- **Task requirements**:
Extract every line that contains the string "JSON".

(Stored data)
=-=-=-=-=

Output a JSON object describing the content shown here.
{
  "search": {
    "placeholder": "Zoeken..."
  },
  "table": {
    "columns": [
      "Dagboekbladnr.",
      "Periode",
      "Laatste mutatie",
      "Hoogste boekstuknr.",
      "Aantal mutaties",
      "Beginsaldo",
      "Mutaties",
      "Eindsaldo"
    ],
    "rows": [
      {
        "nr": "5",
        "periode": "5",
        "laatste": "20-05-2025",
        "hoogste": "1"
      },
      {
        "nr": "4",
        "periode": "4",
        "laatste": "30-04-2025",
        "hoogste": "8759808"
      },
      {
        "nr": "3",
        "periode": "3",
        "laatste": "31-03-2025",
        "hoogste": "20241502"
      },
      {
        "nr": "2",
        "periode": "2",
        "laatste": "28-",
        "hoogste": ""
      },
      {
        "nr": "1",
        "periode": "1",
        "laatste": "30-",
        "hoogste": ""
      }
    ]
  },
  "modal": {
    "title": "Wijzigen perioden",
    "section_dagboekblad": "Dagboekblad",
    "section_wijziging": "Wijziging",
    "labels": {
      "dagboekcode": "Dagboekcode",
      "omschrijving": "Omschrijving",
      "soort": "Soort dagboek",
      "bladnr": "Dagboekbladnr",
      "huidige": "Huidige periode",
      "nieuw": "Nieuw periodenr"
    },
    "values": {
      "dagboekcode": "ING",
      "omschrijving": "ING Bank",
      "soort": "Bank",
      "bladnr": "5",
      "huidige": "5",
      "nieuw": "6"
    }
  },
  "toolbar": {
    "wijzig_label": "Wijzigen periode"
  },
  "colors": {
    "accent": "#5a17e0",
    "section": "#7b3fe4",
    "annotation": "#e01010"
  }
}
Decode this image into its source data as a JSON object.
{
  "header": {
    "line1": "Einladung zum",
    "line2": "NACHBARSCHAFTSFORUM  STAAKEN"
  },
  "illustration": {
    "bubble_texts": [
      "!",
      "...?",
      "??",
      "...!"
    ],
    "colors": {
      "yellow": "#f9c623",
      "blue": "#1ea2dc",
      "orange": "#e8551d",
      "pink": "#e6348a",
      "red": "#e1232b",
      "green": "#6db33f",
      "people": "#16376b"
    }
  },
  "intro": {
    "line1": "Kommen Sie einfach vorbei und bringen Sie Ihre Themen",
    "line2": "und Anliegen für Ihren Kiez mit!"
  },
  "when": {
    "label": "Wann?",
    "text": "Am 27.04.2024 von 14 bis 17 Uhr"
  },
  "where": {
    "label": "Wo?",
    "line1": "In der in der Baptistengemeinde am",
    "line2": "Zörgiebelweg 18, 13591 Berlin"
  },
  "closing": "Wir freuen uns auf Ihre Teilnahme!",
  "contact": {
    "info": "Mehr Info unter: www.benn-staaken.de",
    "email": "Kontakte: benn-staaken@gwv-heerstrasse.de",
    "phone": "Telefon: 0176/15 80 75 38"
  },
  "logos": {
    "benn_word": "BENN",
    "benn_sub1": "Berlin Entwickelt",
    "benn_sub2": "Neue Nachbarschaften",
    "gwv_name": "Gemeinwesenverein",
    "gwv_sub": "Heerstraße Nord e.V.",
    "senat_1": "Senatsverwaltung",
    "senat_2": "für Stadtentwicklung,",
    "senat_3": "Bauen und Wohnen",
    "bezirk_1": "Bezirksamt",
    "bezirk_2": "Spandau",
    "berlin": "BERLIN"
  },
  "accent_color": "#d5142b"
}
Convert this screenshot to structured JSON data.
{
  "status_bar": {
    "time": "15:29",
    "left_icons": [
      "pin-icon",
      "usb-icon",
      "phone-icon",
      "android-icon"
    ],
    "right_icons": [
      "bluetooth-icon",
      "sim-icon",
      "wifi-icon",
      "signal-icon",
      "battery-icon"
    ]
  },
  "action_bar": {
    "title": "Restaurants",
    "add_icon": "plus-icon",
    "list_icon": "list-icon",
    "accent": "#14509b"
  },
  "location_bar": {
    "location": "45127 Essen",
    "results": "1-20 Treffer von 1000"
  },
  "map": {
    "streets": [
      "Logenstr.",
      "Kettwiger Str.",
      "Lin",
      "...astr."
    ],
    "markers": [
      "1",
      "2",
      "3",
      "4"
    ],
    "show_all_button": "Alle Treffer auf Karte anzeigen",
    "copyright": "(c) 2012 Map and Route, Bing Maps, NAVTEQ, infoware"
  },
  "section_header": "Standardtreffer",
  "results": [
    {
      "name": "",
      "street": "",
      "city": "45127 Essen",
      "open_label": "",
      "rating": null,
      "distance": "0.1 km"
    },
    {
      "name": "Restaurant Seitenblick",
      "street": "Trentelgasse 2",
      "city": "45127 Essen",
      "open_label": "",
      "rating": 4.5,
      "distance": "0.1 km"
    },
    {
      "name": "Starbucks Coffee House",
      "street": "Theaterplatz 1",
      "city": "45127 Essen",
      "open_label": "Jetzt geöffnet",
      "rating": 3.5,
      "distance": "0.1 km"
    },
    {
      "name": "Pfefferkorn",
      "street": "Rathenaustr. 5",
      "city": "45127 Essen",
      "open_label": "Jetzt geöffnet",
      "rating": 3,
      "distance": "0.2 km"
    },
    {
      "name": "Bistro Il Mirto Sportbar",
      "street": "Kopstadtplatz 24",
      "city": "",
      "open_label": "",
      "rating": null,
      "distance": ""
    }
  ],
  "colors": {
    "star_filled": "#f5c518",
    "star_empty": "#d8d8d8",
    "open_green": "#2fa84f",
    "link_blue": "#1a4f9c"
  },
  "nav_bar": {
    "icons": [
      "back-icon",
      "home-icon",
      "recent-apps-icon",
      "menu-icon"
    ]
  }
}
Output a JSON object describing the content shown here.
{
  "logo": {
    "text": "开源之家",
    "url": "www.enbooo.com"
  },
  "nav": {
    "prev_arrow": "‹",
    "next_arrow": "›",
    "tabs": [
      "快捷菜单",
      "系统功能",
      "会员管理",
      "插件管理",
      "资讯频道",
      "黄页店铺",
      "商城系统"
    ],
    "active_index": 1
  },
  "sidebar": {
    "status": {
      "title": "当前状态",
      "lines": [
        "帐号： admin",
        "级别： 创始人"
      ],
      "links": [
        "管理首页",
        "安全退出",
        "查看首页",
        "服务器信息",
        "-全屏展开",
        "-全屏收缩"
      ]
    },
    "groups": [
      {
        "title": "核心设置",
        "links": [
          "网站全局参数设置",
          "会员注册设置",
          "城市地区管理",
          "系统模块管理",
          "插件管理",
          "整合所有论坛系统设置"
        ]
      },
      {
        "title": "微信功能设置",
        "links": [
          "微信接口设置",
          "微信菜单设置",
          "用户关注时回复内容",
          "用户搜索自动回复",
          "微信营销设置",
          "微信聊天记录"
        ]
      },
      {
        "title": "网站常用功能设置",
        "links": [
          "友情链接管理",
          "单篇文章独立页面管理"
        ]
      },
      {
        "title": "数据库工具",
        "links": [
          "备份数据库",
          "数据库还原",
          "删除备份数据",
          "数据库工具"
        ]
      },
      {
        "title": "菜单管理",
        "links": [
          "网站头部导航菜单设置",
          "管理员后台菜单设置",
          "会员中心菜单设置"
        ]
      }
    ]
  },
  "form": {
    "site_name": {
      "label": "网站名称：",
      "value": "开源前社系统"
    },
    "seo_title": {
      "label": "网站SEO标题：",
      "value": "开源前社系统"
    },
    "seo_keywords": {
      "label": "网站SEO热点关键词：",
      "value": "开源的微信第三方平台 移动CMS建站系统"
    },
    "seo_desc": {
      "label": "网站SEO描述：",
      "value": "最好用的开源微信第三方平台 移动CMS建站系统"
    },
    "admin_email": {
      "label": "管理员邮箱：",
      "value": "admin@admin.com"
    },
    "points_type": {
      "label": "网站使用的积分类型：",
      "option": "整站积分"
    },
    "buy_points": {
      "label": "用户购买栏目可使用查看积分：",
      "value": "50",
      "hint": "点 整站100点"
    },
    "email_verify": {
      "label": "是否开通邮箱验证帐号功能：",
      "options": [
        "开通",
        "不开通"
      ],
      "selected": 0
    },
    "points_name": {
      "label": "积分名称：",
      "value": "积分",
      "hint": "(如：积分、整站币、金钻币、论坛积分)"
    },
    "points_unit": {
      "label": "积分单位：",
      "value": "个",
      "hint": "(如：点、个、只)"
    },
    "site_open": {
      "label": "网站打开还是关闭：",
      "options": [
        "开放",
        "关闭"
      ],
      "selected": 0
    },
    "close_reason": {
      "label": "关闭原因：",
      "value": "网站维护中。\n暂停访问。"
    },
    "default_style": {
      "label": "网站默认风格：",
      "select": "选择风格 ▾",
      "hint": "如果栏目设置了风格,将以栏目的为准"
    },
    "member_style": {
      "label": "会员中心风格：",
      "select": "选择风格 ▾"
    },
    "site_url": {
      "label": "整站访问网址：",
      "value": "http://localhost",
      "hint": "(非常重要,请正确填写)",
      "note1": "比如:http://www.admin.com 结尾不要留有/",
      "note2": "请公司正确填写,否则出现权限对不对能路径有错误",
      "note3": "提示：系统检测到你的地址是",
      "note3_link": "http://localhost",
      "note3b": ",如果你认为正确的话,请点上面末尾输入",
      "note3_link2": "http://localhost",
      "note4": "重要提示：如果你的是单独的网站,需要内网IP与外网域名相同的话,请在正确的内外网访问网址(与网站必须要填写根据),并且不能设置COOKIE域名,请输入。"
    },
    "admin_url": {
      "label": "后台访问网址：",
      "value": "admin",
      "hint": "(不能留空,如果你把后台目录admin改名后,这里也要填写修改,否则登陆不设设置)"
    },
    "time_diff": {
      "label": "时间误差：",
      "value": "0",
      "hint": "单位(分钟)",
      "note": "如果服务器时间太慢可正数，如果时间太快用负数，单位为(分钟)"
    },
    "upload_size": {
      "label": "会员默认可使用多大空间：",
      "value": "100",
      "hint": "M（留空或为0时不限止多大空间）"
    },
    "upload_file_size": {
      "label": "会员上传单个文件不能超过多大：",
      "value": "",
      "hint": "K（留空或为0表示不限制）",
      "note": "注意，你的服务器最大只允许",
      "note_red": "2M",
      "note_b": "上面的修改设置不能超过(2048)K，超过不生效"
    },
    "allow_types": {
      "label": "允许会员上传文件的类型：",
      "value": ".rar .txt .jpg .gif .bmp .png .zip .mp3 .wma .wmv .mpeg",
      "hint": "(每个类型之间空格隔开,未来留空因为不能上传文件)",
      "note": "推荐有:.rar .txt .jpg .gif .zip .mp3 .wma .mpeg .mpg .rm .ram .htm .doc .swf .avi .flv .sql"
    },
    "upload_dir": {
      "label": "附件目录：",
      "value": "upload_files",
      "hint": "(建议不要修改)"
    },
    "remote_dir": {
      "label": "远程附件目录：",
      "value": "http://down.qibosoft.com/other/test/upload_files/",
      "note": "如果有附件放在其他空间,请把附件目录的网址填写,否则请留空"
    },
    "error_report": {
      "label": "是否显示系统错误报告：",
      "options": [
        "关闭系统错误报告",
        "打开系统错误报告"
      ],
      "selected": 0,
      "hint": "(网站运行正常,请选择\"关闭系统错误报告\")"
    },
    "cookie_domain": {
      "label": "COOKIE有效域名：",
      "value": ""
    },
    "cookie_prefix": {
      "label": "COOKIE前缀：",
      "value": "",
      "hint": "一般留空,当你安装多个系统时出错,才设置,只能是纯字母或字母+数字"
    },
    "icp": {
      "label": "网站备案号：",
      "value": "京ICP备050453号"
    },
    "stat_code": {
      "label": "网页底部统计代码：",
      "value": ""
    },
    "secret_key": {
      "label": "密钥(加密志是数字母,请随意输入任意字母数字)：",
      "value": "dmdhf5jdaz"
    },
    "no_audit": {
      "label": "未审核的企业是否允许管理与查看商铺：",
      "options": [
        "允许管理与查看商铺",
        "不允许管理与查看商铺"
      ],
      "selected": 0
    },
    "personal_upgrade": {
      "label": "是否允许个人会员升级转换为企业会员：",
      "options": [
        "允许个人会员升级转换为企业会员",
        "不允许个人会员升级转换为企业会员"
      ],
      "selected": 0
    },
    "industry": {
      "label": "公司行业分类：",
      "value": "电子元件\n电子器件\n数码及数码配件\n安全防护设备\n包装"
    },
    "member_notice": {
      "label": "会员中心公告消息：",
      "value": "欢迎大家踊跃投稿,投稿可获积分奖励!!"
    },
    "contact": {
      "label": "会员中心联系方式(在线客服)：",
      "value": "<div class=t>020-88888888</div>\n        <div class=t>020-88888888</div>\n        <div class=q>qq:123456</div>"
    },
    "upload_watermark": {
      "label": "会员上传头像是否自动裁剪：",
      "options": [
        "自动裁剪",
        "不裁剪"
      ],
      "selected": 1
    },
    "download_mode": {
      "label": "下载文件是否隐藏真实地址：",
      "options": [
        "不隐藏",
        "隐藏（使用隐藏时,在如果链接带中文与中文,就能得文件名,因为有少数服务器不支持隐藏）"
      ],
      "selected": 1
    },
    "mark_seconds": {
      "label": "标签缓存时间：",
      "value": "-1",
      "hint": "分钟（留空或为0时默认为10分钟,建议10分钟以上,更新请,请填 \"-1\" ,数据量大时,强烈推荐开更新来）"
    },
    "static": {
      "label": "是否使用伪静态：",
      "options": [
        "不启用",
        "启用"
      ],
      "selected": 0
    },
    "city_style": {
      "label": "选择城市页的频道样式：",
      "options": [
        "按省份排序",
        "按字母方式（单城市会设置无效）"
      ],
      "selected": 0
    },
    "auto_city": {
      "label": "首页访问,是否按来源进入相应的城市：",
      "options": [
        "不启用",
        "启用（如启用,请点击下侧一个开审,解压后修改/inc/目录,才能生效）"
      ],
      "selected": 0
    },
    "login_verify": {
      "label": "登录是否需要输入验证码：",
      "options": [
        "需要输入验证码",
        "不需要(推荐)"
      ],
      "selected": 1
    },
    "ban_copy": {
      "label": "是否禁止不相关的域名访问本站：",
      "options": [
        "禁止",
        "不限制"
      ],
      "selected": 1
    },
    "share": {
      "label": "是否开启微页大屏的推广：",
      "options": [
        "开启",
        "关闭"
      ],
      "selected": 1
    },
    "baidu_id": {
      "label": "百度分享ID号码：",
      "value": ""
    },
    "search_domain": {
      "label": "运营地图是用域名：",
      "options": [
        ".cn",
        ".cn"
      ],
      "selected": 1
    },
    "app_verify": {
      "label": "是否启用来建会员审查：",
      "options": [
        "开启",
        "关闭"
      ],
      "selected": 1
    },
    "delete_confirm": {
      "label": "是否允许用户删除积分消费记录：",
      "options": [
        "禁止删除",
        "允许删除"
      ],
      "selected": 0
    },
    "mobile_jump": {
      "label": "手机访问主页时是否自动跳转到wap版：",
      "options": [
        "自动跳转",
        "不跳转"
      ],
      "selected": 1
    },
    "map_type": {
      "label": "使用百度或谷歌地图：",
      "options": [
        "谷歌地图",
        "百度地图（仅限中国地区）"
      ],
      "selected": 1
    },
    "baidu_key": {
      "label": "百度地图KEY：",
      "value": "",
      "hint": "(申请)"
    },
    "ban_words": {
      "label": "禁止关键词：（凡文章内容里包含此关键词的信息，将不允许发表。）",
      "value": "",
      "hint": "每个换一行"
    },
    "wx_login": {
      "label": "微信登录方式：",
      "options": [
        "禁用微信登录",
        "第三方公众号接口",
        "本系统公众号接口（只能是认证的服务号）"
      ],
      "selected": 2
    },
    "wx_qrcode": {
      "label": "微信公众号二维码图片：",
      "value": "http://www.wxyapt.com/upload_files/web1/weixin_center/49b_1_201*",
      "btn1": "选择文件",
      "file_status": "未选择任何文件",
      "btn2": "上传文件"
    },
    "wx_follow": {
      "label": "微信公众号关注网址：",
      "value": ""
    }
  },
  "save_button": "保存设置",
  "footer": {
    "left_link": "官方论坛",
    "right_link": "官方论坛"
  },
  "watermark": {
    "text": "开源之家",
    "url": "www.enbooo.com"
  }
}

=-=-=-=-=

- **Output of the task**:
Output a JSON object describing the content shown here.
Decode this image into its source data as a JSON object.
Convert this screenshot to structured JSON data.
Output a JSON object describing the content shown here.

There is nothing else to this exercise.